### Directions
Using the data below, copy every line that contains the word "kanban".
── Source records
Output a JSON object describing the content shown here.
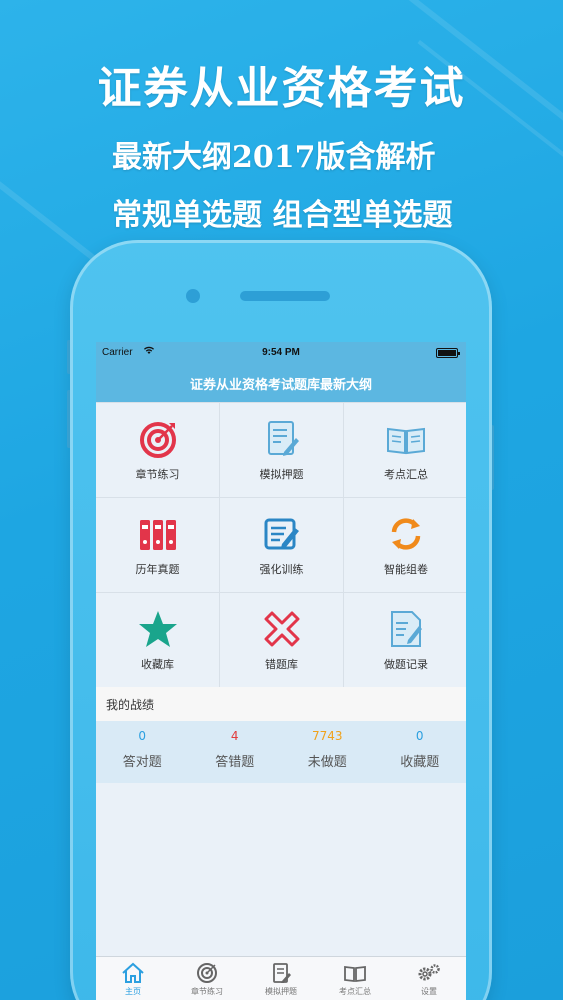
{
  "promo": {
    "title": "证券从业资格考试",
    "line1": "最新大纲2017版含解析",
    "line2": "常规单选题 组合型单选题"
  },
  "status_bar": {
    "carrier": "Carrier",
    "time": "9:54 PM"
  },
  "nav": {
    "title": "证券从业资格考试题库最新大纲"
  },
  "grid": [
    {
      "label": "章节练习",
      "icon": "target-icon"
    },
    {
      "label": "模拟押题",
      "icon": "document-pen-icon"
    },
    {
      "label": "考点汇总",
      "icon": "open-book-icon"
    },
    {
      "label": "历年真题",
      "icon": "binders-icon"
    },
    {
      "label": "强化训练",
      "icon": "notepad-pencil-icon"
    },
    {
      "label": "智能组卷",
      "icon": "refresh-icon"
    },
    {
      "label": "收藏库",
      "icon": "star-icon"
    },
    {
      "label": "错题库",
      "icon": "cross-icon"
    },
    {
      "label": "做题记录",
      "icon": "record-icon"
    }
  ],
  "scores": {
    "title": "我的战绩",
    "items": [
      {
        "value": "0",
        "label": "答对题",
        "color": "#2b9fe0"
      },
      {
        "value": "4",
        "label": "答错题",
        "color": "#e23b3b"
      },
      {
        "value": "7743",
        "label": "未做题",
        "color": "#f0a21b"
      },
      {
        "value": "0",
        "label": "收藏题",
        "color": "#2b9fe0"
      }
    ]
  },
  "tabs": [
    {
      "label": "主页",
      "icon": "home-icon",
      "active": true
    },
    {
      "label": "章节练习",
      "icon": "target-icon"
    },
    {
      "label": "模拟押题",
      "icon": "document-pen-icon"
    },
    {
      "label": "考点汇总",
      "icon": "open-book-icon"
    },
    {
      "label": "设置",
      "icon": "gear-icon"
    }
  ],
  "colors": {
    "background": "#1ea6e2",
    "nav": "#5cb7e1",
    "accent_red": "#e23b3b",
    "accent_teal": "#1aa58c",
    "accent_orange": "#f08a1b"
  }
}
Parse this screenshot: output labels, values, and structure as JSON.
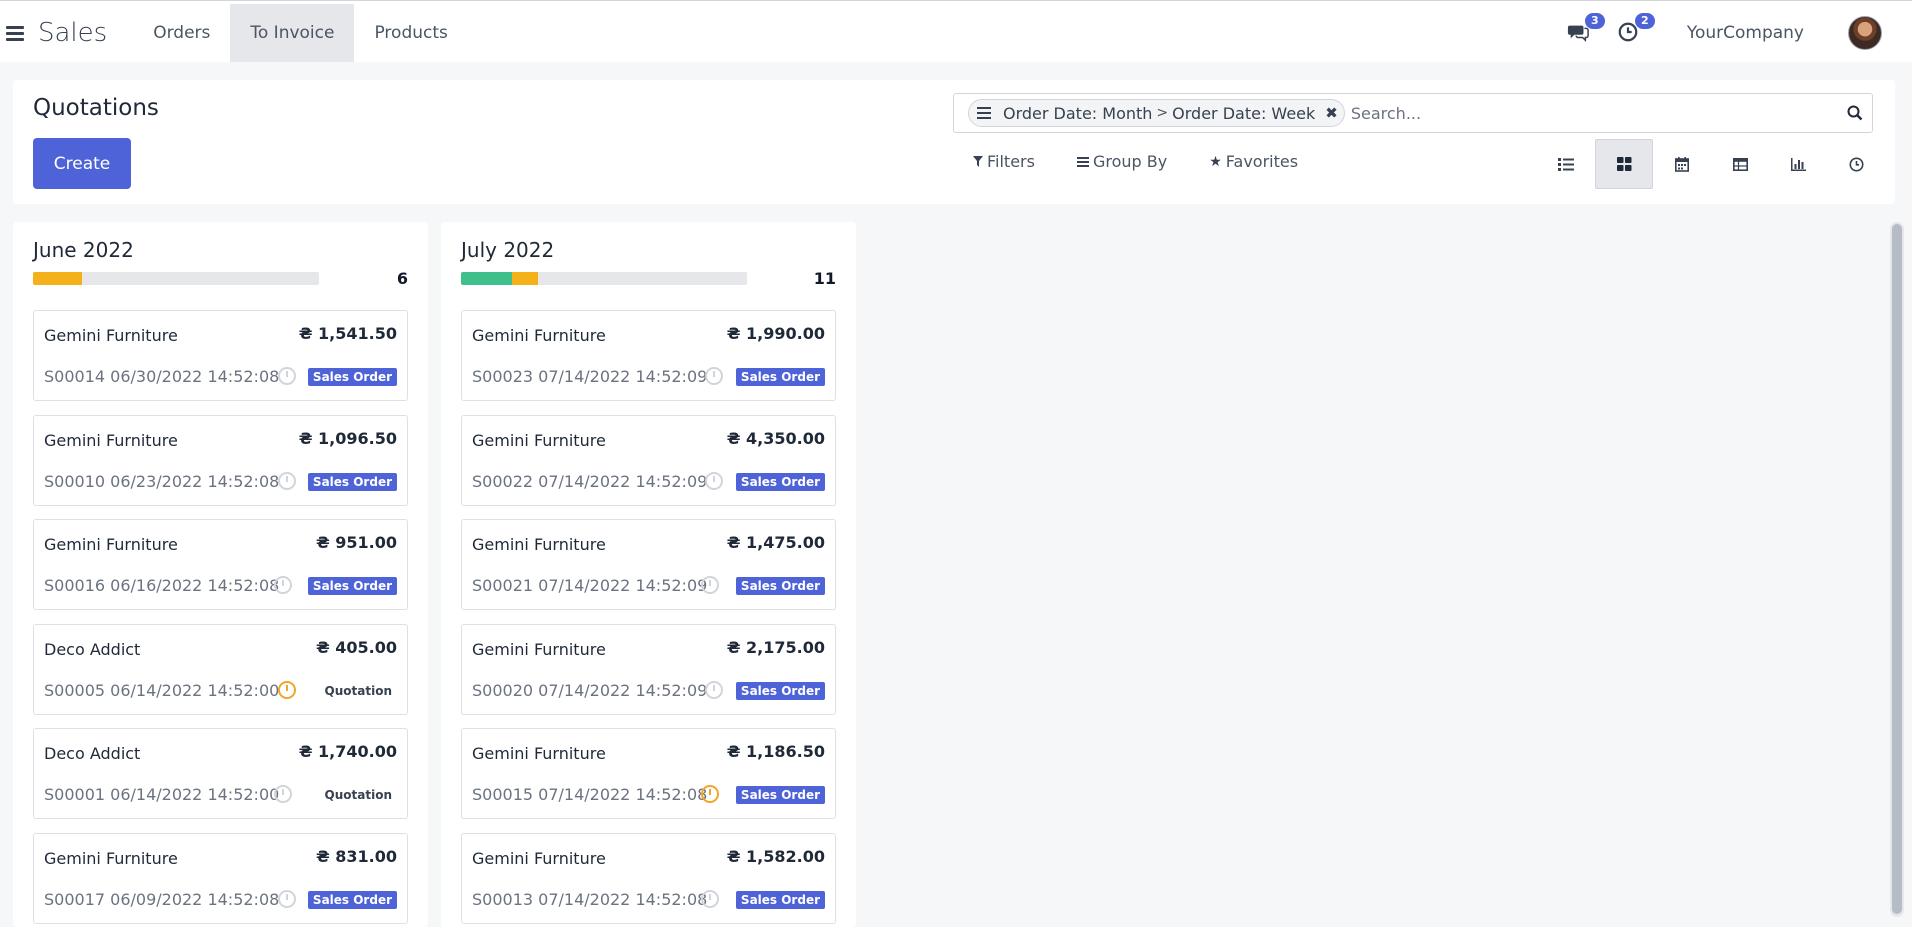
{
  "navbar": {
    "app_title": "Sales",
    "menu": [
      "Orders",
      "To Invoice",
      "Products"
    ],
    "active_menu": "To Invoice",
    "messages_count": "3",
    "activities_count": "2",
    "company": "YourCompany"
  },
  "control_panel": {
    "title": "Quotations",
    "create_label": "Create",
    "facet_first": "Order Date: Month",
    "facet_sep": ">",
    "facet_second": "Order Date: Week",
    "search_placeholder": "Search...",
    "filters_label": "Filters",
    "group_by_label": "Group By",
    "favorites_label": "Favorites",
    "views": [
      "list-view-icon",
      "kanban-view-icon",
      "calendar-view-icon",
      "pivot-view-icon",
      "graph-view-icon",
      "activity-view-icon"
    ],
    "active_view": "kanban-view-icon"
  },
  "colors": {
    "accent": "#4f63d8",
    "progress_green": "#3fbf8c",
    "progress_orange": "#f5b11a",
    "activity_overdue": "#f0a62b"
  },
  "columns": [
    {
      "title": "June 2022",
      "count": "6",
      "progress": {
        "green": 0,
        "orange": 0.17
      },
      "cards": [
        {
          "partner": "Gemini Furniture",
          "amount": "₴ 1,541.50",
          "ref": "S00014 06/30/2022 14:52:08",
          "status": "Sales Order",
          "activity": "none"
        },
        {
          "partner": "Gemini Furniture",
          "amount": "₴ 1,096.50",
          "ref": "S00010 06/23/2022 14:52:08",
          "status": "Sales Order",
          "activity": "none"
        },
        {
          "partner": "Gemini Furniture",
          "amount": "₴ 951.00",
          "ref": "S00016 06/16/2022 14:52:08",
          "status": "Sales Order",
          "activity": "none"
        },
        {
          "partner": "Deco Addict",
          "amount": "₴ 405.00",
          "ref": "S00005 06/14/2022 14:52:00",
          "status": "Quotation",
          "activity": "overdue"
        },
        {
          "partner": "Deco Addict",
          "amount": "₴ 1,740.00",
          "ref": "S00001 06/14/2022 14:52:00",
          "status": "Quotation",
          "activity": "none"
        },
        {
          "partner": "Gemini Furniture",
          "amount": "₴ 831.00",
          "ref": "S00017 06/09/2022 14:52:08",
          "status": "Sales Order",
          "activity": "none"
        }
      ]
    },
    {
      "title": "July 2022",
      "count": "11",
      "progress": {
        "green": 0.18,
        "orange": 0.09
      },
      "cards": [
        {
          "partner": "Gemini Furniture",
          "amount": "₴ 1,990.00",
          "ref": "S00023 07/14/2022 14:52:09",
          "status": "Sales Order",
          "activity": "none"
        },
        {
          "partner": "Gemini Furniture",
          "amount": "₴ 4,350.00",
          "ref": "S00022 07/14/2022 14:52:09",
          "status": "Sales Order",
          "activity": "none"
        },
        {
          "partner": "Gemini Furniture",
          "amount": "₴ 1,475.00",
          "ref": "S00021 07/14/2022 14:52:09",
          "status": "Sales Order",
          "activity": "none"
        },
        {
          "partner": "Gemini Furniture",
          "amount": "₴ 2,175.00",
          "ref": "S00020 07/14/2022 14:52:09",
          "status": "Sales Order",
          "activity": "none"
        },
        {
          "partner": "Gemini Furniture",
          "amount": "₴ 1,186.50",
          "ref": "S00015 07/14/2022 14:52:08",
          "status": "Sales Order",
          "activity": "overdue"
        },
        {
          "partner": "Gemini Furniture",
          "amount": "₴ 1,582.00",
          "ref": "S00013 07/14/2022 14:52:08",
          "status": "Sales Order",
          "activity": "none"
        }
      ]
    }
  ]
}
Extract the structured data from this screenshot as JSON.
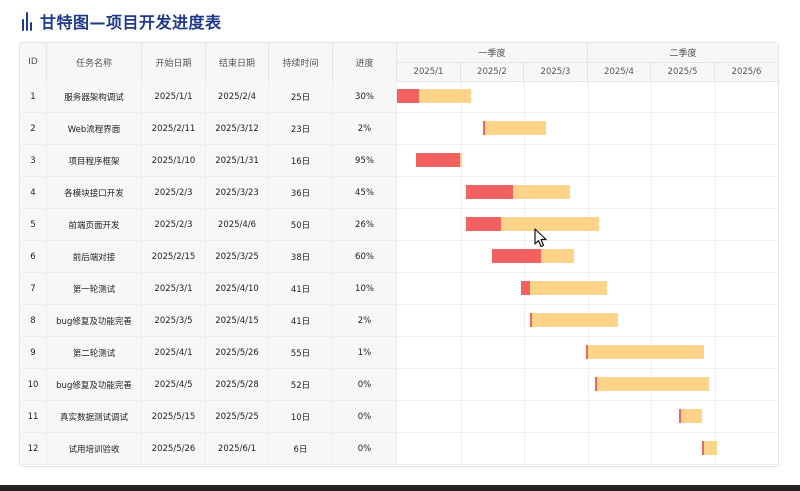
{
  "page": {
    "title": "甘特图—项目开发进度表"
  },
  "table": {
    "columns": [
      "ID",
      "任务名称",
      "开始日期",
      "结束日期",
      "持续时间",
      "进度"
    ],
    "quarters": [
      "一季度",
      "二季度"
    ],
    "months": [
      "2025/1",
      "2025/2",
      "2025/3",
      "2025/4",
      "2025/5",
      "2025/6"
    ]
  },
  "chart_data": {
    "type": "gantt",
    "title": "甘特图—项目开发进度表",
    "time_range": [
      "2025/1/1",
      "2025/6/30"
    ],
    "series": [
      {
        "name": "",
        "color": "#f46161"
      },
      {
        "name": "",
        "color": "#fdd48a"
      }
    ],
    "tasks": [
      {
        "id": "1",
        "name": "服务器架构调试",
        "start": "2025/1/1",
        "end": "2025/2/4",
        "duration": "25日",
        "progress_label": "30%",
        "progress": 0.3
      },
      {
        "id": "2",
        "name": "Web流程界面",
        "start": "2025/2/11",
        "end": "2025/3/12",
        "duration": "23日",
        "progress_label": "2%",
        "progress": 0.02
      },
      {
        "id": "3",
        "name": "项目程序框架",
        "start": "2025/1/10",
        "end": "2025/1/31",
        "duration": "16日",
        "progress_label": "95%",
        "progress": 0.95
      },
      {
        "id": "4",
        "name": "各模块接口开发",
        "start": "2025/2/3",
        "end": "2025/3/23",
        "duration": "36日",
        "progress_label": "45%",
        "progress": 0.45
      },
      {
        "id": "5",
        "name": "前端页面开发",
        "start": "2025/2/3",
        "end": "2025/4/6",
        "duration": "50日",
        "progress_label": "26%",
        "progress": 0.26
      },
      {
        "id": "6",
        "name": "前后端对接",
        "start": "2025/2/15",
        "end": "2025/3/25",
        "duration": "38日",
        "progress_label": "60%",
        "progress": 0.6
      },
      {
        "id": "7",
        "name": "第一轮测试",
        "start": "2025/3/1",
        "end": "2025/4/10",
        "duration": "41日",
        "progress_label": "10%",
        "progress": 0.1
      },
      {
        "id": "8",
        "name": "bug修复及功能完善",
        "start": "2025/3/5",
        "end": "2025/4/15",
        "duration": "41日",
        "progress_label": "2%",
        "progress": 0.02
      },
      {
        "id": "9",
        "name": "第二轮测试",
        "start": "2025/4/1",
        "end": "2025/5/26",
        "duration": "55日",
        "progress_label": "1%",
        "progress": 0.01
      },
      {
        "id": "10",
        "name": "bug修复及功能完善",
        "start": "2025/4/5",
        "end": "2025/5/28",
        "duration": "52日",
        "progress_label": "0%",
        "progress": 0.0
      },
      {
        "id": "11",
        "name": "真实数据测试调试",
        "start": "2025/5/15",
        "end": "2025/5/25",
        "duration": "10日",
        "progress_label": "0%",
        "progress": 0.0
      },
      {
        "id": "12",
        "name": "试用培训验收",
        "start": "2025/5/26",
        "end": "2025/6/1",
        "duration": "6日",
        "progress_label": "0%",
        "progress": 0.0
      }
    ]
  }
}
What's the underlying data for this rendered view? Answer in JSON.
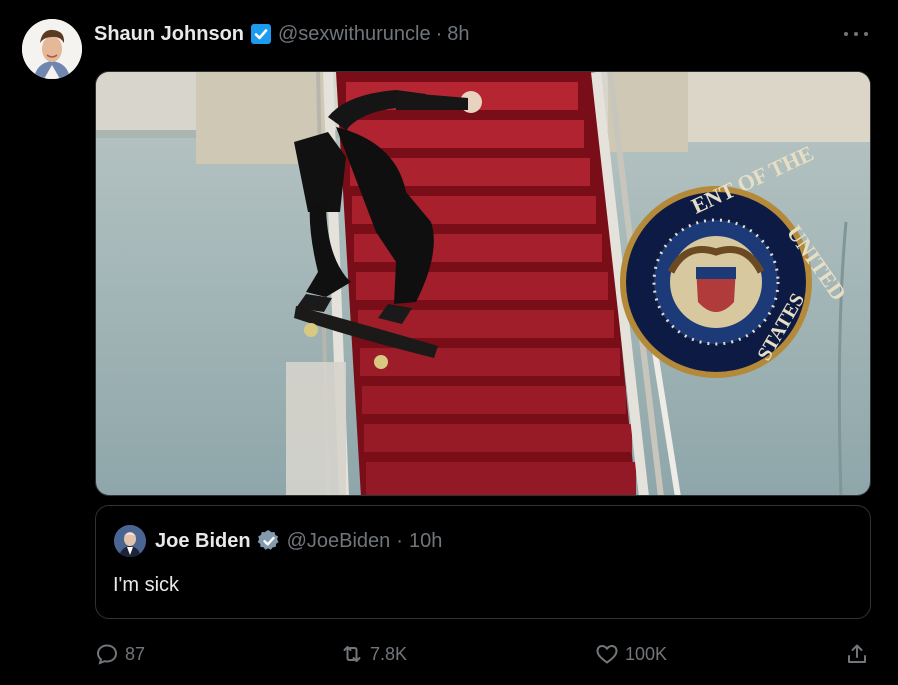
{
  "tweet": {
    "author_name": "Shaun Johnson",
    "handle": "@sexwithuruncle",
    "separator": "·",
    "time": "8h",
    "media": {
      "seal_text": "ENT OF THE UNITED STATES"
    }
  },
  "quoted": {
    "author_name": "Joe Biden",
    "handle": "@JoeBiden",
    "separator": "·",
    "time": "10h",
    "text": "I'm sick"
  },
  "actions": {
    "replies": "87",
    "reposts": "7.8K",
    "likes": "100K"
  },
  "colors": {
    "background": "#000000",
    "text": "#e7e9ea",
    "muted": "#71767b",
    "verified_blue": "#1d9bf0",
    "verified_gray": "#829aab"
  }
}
────
### Solution
      "kanban-view-icon",
    "active_view": "kanban-view-icon"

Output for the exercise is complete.